Restate all the material verbatim, except for the pictures.

· · · · · · ·

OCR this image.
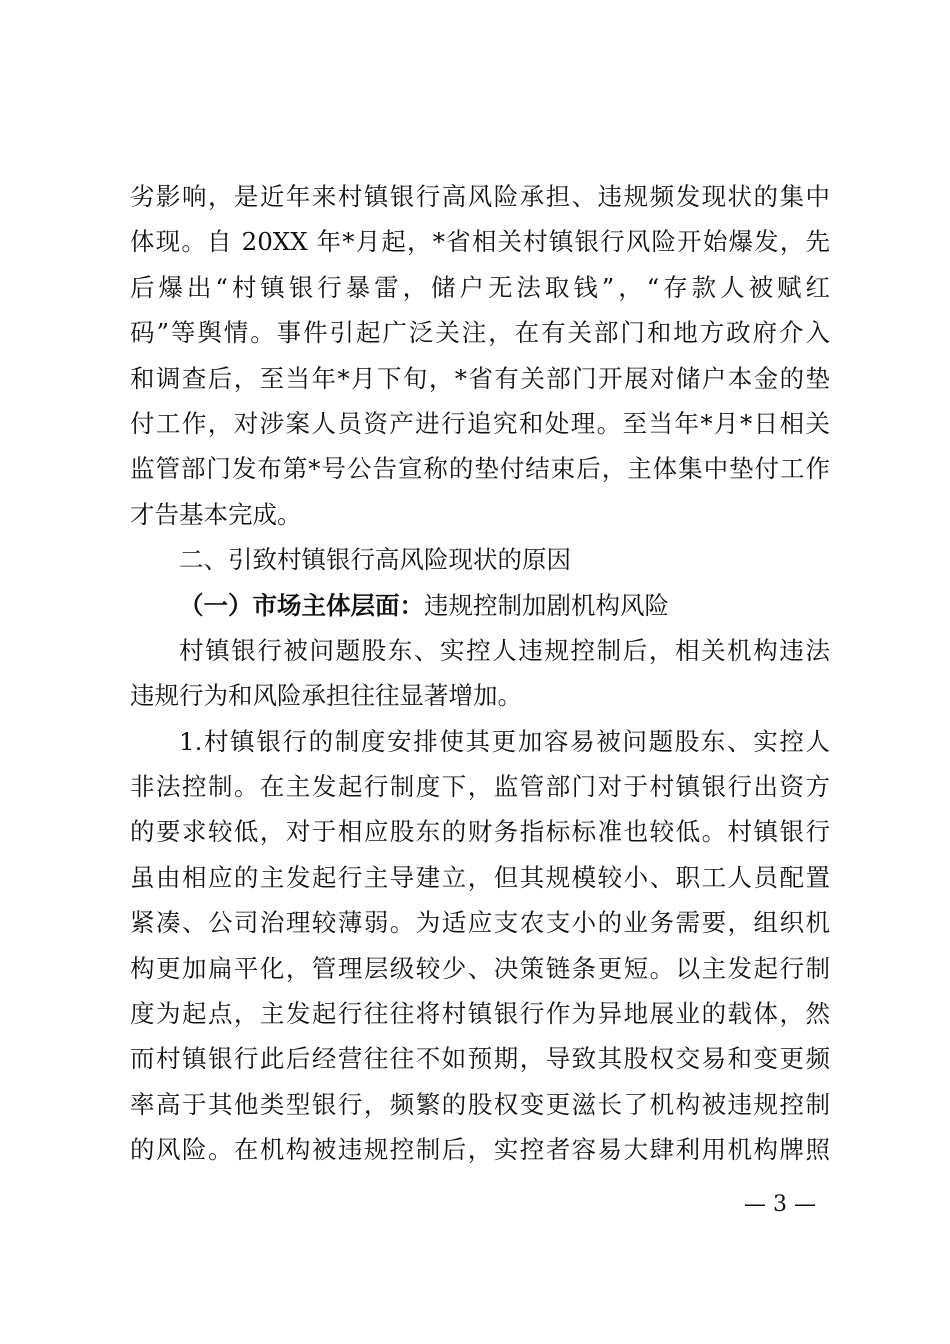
劣影响，是近年来村镇银行高风险承担、违规频发现状的集中
体现。自 20XX 年*月起，*省相关村镇银行风险开始爆发，先
后爆出“村镇银行暴雷，储户无法取钱”，“存款人被赋红
码”等舆情。事件引起广泛关注，在有关部门和地方政府介入
和调查后，至当年*月下旬，*省有关部门开展对储户本金的垫
付工作，对涉案人员资产进行追究和处理。至当年*月*日相关
监管部门发布第*号公告宣称的垫付结束后，主体集中垫付工作
才告基本完成。
二、引致村镇银行高风险现状的原因
（一）市场主体层面：违规控制加剧机构风险
村镇银行被问题股东、实控人违规控制后，相关机构违法
违规行为和风险承担往往显著增加。
1.村镇银行的制度安排使其更加容易被问题股东、实控人
非法控制。在主发起行制度下，监管部门对于村镇银行出资方
的要求较低，对于相应股东的财务指标标准也较低。村镇银行
虽由相应的主发起行主导建立，但其规模较小、职工人员配置
紧凑、公司治理较薄弱。为适应支农支小的业务需要，组织机
构更加扁平化，管理层级较少、决策链条更短。以主发起行制
度为起点，主发起行往往将村镇银行作为异地展业的载体，然
而村镇银行此后经营往往不如预期，导致其股权交易和变更频
率高于其他类型银行，频繁的股权变更滋长了机构被违规控制
的风险。在机构被违规控制后，实控者容易大肆利用机构牌照
— 3 —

· · · · · · ·

• Solution to the exercise:
OCR this image.
劣影响，是近年来村镇银行高风险承担、违规频发现状的集中
体现。自 20XX 年*月起，*省相关村镇银行风险开始爆发，先
后爆出“村镇银行暴雷，储户无法取钱”，“存款人被赋红
码”等舆情。事件引起广泛关注，在有关部门和地方政府介入
和调查后，至当年*月下旬，*省有关部门开展对储户本金的垫
付工作，对涉案人员资产进行追究和处理。至当年*月*日相关
监管部门发布第*号公告宣称的垫付结束后，主体集中垫付工作
才告基本完成。
二、引致村镇银行高风险现状的原因
（一）市场主体层面：违规控制加剧机构风险
村镇银行被问题股东、实控人违规控制后，相关机构违法
违规行为和风险承担往往显著增加。
1.村镇银行的制度安排使其更加容易被问题股东、实控人
非法控制。在主发起行制度下，监管部门对于村镇银行出资方
的要求较低，对于相应股东的财务指标标准也较低。村镇银行
虽由相应的主发起行主导建立，但其规模较小、职工人员配置
紧凑、公司治理较薄弱。为适应支农支小的业务需要，组织机
构更加扁平化，管理层级较少、决策链条更短。以主发起行制
度为起点，主发起行往往将村镇银行作为异地展业的载体，然
而村镇银行此后经营往往不如预期，导致其股权交易和变更频
率高于其他类型银行，频繁的股权变更滋长了机构被违规控制
的风险。在机构被违规控制后，实控者容易大肆利用机构牌照
— 3 —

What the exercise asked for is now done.